● **THE PROBLEM**: Look through the material below. Copy every line with the string "Search" in it.

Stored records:
* * * * * * *

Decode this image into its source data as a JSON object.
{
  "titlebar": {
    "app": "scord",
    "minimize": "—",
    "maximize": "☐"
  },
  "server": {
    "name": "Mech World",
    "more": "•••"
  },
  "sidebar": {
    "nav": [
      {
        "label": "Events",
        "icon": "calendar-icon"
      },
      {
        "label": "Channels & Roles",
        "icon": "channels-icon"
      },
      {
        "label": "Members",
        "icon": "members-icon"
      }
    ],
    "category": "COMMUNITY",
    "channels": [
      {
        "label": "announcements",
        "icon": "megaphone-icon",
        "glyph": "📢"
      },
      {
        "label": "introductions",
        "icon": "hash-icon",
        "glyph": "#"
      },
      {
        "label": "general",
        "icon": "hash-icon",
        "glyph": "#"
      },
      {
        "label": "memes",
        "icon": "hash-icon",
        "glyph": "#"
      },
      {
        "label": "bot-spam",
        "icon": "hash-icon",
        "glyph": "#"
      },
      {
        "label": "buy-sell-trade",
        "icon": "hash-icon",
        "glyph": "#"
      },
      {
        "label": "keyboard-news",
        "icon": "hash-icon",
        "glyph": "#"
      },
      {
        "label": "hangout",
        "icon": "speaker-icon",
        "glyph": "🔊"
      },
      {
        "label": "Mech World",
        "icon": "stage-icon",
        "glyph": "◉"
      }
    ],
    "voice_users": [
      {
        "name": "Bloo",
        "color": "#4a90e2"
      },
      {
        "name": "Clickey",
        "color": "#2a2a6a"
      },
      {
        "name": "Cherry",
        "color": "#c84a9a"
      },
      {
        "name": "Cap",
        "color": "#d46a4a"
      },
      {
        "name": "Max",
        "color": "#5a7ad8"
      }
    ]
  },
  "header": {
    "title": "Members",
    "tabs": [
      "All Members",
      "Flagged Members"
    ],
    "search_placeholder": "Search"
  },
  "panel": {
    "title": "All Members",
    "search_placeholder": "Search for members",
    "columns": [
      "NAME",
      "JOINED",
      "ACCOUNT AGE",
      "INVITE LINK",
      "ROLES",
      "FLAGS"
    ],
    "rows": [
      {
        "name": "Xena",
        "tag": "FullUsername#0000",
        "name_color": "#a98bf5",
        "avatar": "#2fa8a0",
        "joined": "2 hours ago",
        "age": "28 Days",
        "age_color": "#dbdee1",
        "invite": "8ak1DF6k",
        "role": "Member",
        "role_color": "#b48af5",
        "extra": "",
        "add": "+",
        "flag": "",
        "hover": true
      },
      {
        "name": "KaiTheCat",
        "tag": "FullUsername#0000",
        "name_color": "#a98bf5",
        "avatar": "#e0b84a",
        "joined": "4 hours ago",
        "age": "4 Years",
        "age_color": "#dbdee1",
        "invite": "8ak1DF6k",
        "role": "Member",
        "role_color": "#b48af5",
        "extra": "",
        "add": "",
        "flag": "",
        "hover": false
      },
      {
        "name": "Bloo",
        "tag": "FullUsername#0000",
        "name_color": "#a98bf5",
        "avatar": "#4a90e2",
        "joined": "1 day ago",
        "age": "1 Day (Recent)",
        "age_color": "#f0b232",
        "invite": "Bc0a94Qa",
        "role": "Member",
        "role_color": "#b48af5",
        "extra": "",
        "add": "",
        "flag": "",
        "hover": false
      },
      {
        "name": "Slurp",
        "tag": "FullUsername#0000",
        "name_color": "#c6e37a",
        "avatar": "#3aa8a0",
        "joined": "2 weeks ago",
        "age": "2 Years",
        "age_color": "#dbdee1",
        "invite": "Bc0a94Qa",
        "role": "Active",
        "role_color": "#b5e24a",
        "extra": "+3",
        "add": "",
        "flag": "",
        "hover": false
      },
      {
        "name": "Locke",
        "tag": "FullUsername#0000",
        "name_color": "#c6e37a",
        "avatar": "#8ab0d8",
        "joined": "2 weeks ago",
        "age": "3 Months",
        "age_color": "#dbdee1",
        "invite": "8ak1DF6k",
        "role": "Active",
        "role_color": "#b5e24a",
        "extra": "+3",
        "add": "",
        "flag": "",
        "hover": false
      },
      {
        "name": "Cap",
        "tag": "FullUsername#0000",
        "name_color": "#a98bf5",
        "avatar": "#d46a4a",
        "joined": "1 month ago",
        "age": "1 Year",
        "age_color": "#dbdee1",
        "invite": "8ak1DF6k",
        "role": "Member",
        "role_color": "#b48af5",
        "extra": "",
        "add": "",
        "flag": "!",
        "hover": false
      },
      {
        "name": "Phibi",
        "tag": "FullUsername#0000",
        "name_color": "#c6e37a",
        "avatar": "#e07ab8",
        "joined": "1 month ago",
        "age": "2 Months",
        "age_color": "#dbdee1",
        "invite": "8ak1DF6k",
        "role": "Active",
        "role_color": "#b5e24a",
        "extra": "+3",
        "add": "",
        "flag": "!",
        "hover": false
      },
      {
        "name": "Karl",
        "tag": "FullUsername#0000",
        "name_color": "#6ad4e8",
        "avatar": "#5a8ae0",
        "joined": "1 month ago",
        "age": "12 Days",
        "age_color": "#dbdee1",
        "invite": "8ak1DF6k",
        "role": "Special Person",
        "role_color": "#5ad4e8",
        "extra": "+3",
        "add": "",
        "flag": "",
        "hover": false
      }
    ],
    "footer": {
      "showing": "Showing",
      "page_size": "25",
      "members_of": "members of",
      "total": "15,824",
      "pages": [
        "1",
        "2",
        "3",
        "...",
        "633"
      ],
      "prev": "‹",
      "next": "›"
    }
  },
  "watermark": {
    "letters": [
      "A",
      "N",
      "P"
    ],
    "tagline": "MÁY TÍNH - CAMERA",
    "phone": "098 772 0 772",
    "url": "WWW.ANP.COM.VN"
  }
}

* * * * * * *

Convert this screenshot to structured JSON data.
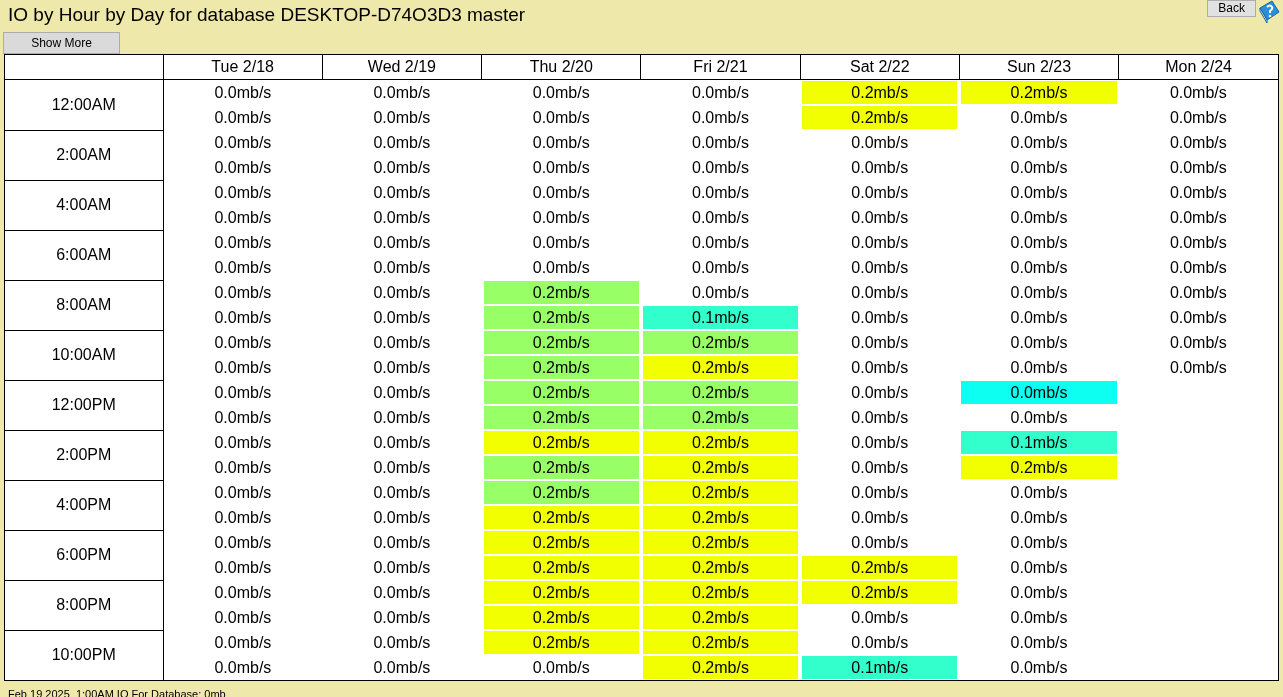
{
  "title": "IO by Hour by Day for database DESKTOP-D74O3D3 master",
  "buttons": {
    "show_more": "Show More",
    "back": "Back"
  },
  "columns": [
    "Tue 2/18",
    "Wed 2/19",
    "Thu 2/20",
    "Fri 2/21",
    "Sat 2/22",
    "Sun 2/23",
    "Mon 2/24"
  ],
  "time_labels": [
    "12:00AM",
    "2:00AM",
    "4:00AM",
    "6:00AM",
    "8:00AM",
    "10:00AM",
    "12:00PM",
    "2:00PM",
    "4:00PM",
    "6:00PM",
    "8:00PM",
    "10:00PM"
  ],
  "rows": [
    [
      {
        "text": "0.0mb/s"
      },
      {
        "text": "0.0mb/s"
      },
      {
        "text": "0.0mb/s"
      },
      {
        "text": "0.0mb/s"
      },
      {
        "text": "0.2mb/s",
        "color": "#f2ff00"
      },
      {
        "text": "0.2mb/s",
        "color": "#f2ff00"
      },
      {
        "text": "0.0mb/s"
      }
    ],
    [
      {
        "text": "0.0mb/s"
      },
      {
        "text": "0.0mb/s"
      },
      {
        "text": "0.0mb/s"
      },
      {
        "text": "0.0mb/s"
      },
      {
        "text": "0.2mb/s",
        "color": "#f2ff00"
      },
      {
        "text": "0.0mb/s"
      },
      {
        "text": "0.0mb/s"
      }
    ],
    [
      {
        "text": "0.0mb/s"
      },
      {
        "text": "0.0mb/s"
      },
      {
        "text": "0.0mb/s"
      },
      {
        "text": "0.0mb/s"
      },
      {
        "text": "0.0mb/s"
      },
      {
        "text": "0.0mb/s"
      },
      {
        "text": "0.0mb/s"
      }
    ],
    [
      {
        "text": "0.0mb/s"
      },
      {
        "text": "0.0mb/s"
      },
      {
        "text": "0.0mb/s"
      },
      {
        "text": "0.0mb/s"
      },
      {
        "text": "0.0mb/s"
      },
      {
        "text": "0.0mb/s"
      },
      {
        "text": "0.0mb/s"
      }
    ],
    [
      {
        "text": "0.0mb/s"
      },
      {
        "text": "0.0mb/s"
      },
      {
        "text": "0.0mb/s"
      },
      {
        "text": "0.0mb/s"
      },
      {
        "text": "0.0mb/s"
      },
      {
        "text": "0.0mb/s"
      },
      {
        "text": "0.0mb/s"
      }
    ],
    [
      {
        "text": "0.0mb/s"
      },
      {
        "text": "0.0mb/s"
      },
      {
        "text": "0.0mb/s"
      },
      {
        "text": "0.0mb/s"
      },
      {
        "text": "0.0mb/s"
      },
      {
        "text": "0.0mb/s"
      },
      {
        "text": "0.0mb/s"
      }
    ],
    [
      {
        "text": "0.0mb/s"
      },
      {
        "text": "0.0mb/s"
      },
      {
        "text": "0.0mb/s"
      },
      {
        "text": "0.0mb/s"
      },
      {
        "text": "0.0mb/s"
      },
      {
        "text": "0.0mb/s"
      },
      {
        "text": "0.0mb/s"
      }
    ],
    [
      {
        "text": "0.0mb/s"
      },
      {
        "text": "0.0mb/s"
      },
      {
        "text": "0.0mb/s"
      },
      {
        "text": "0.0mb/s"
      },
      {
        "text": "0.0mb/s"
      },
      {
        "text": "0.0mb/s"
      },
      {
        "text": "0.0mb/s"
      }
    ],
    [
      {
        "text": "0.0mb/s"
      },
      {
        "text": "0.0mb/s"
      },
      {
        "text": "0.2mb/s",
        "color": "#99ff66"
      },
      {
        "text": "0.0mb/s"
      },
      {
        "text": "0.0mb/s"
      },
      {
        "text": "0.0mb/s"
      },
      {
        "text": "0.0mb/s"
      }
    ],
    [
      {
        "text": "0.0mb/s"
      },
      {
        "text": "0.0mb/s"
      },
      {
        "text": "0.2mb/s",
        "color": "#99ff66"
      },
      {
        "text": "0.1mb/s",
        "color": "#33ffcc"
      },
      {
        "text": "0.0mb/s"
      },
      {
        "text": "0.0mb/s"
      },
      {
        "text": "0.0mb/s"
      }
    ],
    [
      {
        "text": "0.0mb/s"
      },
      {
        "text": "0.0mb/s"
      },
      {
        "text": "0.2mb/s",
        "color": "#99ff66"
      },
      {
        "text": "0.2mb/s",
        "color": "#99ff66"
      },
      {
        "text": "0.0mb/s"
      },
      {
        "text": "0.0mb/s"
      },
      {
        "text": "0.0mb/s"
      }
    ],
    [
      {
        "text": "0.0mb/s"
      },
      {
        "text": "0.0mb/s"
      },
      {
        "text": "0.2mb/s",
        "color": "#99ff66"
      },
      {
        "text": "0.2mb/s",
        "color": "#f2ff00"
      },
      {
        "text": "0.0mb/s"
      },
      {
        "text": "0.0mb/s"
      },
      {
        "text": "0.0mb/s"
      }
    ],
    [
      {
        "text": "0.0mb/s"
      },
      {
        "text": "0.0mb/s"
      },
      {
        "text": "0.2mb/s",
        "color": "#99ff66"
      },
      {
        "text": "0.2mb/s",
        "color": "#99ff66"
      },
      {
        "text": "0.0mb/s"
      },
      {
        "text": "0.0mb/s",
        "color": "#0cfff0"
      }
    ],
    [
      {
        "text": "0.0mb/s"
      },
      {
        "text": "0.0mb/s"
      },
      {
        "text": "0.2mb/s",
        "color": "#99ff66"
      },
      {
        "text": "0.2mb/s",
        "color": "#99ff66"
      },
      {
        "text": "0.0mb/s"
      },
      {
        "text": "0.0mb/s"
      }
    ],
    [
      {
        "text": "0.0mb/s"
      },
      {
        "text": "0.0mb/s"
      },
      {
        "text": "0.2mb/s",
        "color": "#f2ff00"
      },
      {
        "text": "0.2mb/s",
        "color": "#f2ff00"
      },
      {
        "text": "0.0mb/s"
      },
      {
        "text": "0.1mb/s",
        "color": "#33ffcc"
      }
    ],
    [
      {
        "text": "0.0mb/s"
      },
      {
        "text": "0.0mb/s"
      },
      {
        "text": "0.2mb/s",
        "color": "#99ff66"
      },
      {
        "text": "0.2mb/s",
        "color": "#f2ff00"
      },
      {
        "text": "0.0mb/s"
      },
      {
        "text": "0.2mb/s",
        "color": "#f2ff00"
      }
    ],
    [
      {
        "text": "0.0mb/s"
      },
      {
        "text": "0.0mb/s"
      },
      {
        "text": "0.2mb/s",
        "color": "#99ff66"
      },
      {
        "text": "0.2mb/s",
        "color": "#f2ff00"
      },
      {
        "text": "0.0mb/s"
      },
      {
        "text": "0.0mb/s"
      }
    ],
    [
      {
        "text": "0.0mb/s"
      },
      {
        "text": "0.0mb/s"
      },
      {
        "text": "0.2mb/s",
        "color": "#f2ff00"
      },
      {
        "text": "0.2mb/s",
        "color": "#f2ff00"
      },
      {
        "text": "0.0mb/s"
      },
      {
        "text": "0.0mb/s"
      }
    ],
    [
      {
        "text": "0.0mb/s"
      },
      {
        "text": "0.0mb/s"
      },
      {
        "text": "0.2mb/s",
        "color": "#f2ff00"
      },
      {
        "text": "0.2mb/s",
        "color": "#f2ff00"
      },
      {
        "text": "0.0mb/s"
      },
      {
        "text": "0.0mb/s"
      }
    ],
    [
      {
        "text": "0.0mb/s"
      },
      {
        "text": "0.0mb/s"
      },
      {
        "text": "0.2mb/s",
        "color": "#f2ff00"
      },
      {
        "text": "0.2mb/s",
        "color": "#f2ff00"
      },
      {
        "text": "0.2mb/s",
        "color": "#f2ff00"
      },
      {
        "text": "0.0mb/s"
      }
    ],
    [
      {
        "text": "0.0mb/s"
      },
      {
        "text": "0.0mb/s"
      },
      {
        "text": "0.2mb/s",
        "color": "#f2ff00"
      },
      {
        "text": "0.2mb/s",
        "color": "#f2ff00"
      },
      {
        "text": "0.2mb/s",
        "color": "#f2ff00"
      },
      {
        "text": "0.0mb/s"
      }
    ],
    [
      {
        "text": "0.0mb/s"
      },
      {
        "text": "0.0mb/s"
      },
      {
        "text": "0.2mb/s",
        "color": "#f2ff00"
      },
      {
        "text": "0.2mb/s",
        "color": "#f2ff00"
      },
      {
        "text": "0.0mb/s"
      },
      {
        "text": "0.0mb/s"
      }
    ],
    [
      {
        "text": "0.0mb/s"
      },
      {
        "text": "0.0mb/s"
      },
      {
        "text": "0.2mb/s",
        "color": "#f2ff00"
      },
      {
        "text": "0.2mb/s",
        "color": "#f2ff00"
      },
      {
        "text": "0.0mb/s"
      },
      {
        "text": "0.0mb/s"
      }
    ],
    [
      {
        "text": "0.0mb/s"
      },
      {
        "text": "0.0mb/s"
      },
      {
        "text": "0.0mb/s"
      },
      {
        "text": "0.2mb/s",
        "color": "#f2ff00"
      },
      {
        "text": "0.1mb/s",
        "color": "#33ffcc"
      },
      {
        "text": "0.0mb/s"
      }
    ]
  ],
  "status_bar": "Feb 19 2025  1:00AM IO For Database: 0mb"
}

* * * * * * *

● **EXERCISE OUTPUT**:
    "search_placeholder": "Search"
    "search_placeholder": "Search for members",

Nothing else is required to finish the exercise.